— start INFORMATION SUPPLIED —
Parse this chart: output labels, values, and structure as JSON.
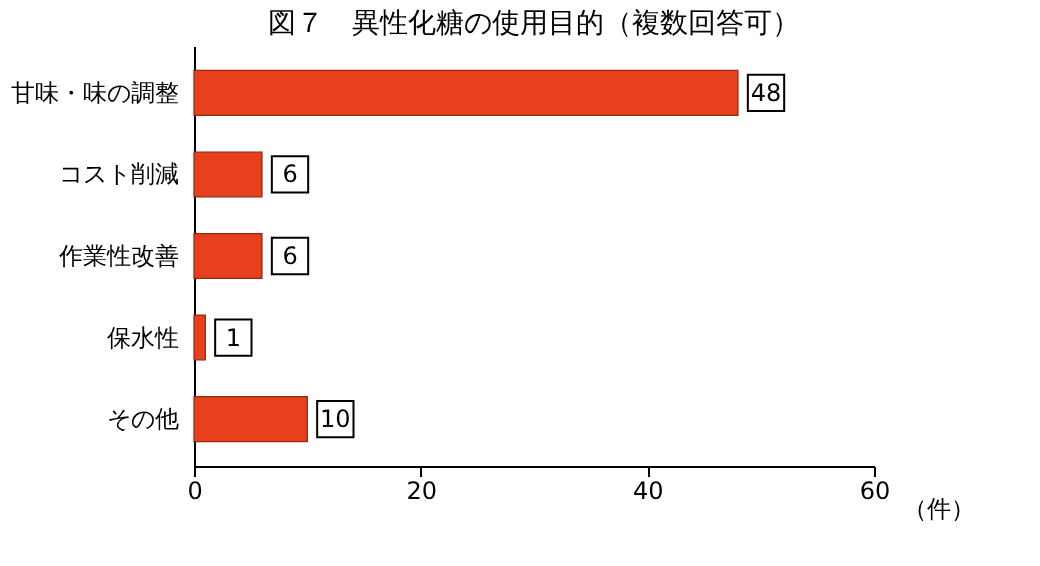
{
  "chart_data": {
    "type": "bar",
    "orientation": "horizontal",
    "title": "図７　異性化糖の使用目的（複数回答可）",
    "xlabel": "（件）",
    "categories": [
      "甘味・味の調整",
      "コスト削減",
      "作業性改善",
      "保水性",
      "その他"
    ],
    "values": [
      48,
      6,
      6,
      1,
      10
    ],
    "color": "#e8401c",
    "xlim": [
      0,
      60
    ],
    "xticks": [
      0,
      20,
      40,
      60
    ],
    "data_labels": true,
    "grid": false
  }
}
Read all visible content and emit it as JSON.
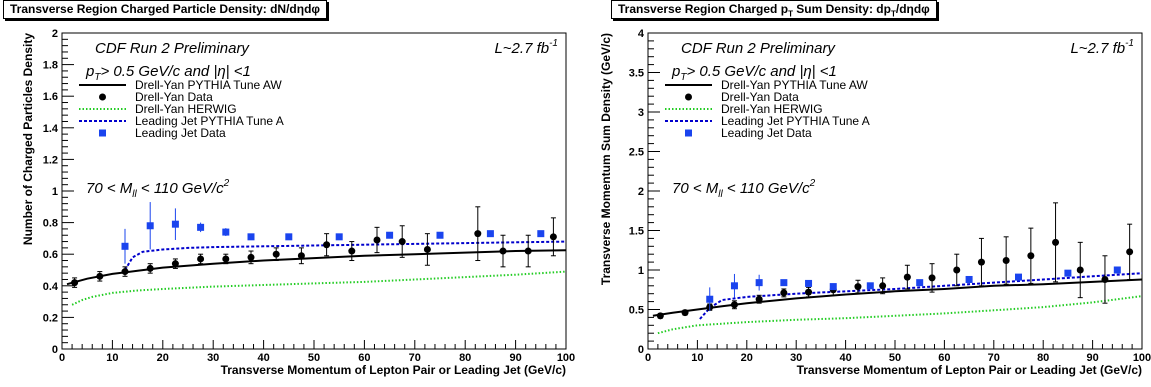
{
  "chart_data": [
    {
      "type": "scatter",
      "title": "Transverse Region Charged Particle Density: dN/dηdφ",
      "xlabel": "Transverse Momentum of Lepton Pair or Leading Jet (GeV/c)",
      "ylabel": "Number of Charged Particles Density",
      "xlim": [
        0,
        100
      ],
      "ylim": [
        0,
        2
      ],
      "xticks": [
        0,
        10,
        20,
        30,
        40,
        50,
        60,
        70,
        80,
        90,
        100
      ],
      "yticks": [
        "0",
        "0.2",
        "0.4",
        "0.6",
        "0.8",
        "1",
        "1.2",
        "1.4",
        "1.6",
        "1.8",
        "2"
      ],
      "yticks_num": [
        0,
        0.2,
        0.4,
        0.6,
        0.8,
        1,
        1.2,
        1.4,
        1.6,
        1.8,
        2
      ],
      "annotations": {
        "run": "CDF Run 2 Preliminary",
        "lumi_main": "L~2.7 fb",
        "lumi_sup": "-1",
        "cut_main": "p",
        "cut_sub": "T",
        "cut_rest": "> 0.5  GeV/c and |η| <1",
        "mass_pre": "70 < M",
        "mass_sub": "ll",
        "mass_post": " < 110 GeV/c",
        "mass_sup": "2"
      },
      "legend": [
        "Drell-Yan PYTHIA Tune AW",
        "Drell-Yan Data",
        "Drell-Yan HERWIG",
        "Leading Jet PYTHIA Tune A",
        "Leading Jet Data"
      ],
      "series": [
        {
          "name": "Drell-Yan PYTHIA Tune AW",
          "style": "line",
          "color": "#000000",
          "x": [
            1,
            5,
            10,
            15,
            20,
            30,
            40,
            50,
            60,
            70,
            80,
            90,
            100
          ],
          "y": [
            0.41,
            0.445,
            0.475,
            0.495,
            0.515,
            0.54,
            0.56,
            0.575,
            0.59,
            0.6,
            0.61,
            0.62,
            0.625
          ]
        },
        {
          "name": "Drell-Yan HERWIG",
          "style": "dotted",
          "color": "#22cc22",
          "x": [
            2,
            4,
            6,
            10,
            15,
            20,
            30,
            40,
            50,
            60,
            70,
            80,
            90,
            100
          ],
          "y": [
            0.28,
            0.31,
            0.33,
            0.355,
            0.37,
            0.38,
            0.395,
            0.405,
            0.415,
            0.425,
            0.44,
            0.455,
            0.47,
            0.49
          ]
        },
        {
          "name": "Leading Jet PYTHIA Tune A",
          "style": "dashed",
          "color": "#0000cc",
          "x": [
            12.5,
            14,
            16,
            20,
            25,
            30,
            40,
            50,
            60,
            70,
            80,
            90,
            100
          ],
          "y": [
            0.5,
            0.58,
            0.615,
            0.63,
            0.64,
            0.645,
            0.65,
            0.655,
            0.66,
            0.665,
            0.67,
            0.675,
            0.68
          ]
        },
        {
          "name": "Drell-Yan Data",
          "style": "circle",
          "color": "#000000",
          "x": [
            2.5,
            7.5,
            12.5,
            17.5,
            22.5,
            27.5,
            32.5,
            37.5,
            42.5,
            47.5,
            52.5,
            57.5,
            62.5,
            67.5,
            72.5,
            82.5,
            87.5,
            92.5,
            97.5
          ],
          "y": [
            0.42,
            0.46,
            0.49,
            0.51,
            0.54,
            0.57,
            0.57,
            0.58,
            0.6,
            0.59,
            0.66,
            0.62,
            0.69,
            0.68,
            0.63,
            0.73,
            0.62,
            0.62,
            0.71
          ],
          "err": [
            0.03,
            0.03,
            0.03,
            0.03,
            0.03,
            0.03,
            0.03,
            0.04,
            0.04,
            0.05,
            0.07,
            0.06,
            0.08,
            0.1,
            0.1,
            0.17,
            0.1,
            0.1,
            0.12
          ]
        },
        {
          "name": "Leading Jet Data",
          "style": "square",
          "color": "#1a44ee",
          "x": [
            12.5,
            17.5,
            22.5,
            27.5,
            32.5,
            37.5,
            45,
            55,
            65,
            75,
            85,
            95
          ],
          "y": [
            0.65,
            0.78,
            0.79,
            0.77,
            0.74,
            0.71,
            0.71,
            0.71,
            0.72,
            0.72,
            0.73,
            0.73
          ],
          "err": [
            0.11,
            0.15,
            0.1,
            0.03,
            0.025,
            0.02,
            0.02,
            0.02,
            0.02,
            0.02,
            0.02,
            0.02
          ]
        }
      ]
    },
    {
      "type": "scatter",
      "title": "Transverse Region Charged p",
      "title_sub": "T",
      "title_rest": " Sum Density: dp",
      "title_sub2": "T",
      "title_end": "/dηdφ",
      "xlabel": "Transverse Momentum of Lepton Pair or Leading Jet (GeV/c)",
      "ylabel": "Transverse Momentum Sum Density (GeV/c)",
      "xlim": [
        0,
        100
      ],
      "ylim": [
        0,
        4
      ],
      "xticks": [
        0,
        10,
        20,
        30,
        40,
        50,
        60,
        70,
        80,
        90,
        100
      ],
      "yticks": [
        "0",
        "0.5",
        "1",
        "1.5",
        "2",
        "2.5",
        "3",
        "3.5",
        "4"
      ],
      "yticks_num": [
        0,
        0.5,
        1,
        1.5,
        2,
        2.5,
        3,
        3.5,
        4
      ],
      "annotations": {
        "run": "CDF Run 2 Preliminary",
        "lumi_main": "L~2.7 fb",
        "lumi_sup": "-1",
        "cut_main": "p",
        "cut_sub": "T",
        "cut_rest": "> 0.5  GeV/c and |η| <1",
        "mass_pre": "70 < M",
        "mass_sub": "ll",
        "mass_post": " < 110 GeV/c",
        "mass_sup": "2"
      },
      "legend": [
        "Drell-Yan PYTHIA Tune AW",
        "Drell-Yan Data",
        "Drell-Yan HERWIG",
        "Leading Jet PYTHIA Tune A",
        "Leading Jet Data"
      ],
      "series": [
        {
          "name": "Drell-Yan PYTHIA Tune AW",
          "style": "line",
          "color": "#000000",
          "x": [
            1,
            5,
            10,
            15,
            20,
            30,
            40,
            50,
            60,
            70,
            80,
            90,
            100
          ],
          "y": [
            0.42,
            0.46,
            0.5,
            0.54,
            0.58,
            0.64,
            0.69,
            0.73,
            0.76,
            0.8,
            0.82,
            0.85,
            0.88
          ]
        },
        {
          "name": "Drell-Yan HERWIG",
          "style": "dotted",
          "color": "#22cc22",
          "x": [
            2,
            5,
            10,
            15,
            20,
            30,
            40,
            50,
            60,
            70,
            80,
            90,
            100
          ],
          "y": [
            0.2,
            0.25,
            0.3,
            0.32,
            0.34,
            0.37,
            0.39,
            0.42,
            0.45,
            0.49,
            0.53,
            0.59,
            0.67
          ]
        },
        {
          "name": "Leading Jet PYTHIA Tune A",
          "style": "dashed",
          "color": "#0000cc",
          "x": [
            10.5,
            12.5,
            15,
            20,
            30,
            40,
            50,
            60,
            70,
            80,
            90,
            100
          ],
          "y": [
            0.38,
            0.52,
            0.62,
            0.66,
            0.7,
            0.73,
            0.76,
            0.8,
            0.84,
            0.88,
            0.92,
            0.96
          ]
        },
        {
          "name": "Drell-Yan Data",
          "style": "circle",
          "color": "#000000",
          "x": [
            2.5,
            7.5,
            12.5,
            17.5,
            22.5,
            27.5,
            32.5,
            37.5,
            42.5,
            47.5,
            52.5,
            57.5,
            62.5,
            67.5,
            72.5,
            77.5,
            82.5,
            87.5,
            92.5,
            97.5
          ],
          "y": [
            0.42,
            0.46,
            0.53,
            0.56,
            0.63,
            0.71,
            0.72,
            0.75,
            0.79,
            0.8,
            0.91,
            0.9,
            1.0,
            1.1,
            1.12,
            1.18,
            1.35,
            1.0,
            0.88,
            1.23
          ],
          "err": [
            0.03,
            0.03,
            0.04,
            0.05,
            0.05,
            0.05,
            0.06,
            0.07,
            0.08,
            0.1,
            0.15,
            0.18,
            0.2,
            0.3,
            0.3,
            0.35,
            0.5,
            0.35,
            0.3,
            0.35
          ]
        },
        {
          "name": "Leading Jet Data",
          "style": "square",
          "color": "#1a44ee",
          "x": [
            12.5,
            17.5,
            22.5,
            27.5,
            32.5,
            37.5,
            45,
            55,
            65,
            75,
            85,
            95
          ],
          "y": [
            0.63,
            0.8,
            0.84,
            0.84,
            0.83,
            0.79,
            0.8,
            0.84,
            0.88,
            0.91,
            0.96,
            1.0
          ],
          "err": [
            0.15,
            0.15,
            0.1,
            0.03,
            0.03,
            0.03,
            0.03,
            0.03,
            0.03,
            0.03,
            0.03,
            0.03
          ]
        }
      ]
    }
  ]
}
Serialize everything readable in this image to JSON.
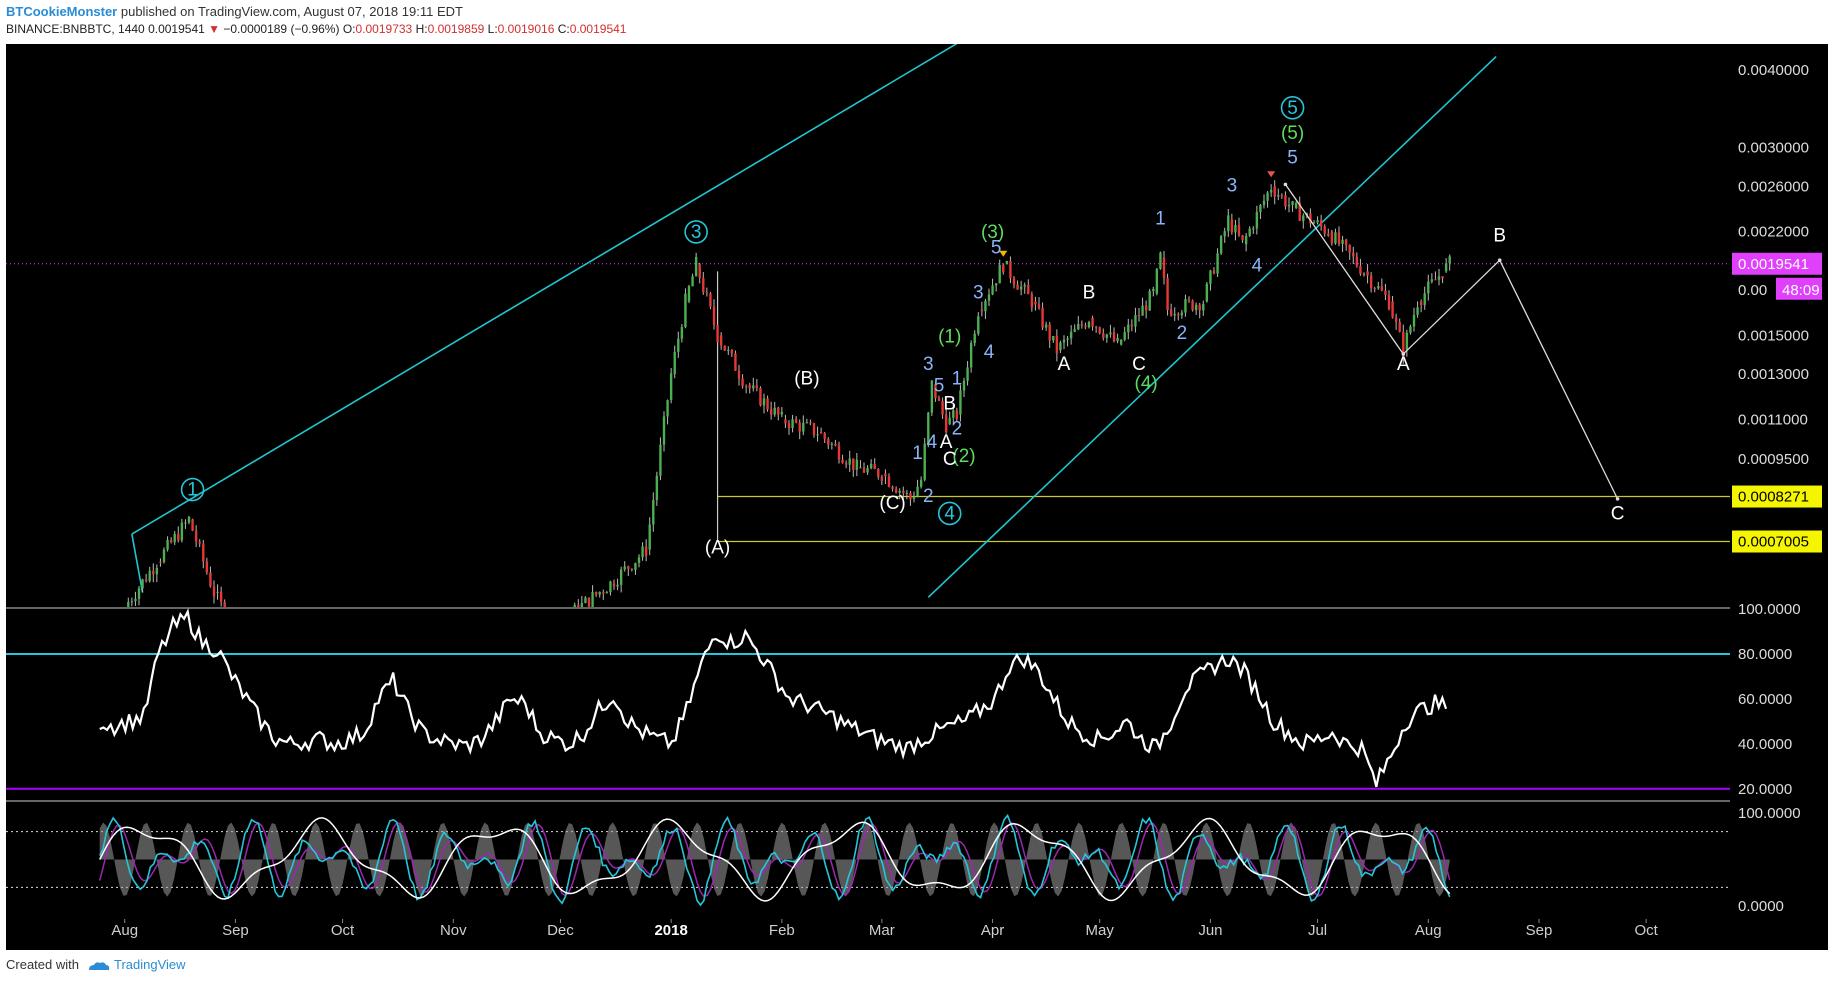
— end INFORMATION SUPPLIED —
— BRIEF —
Which lines in the data above contain "Charged"? Show each one.

— ANSWER TO THE TASK —
      "title": "Transverse Region Charged Particle Density: dN/dηdφ",
      "ylabel": "Number of Charged Particles Density",
      "title": "Transverse Region Charged p",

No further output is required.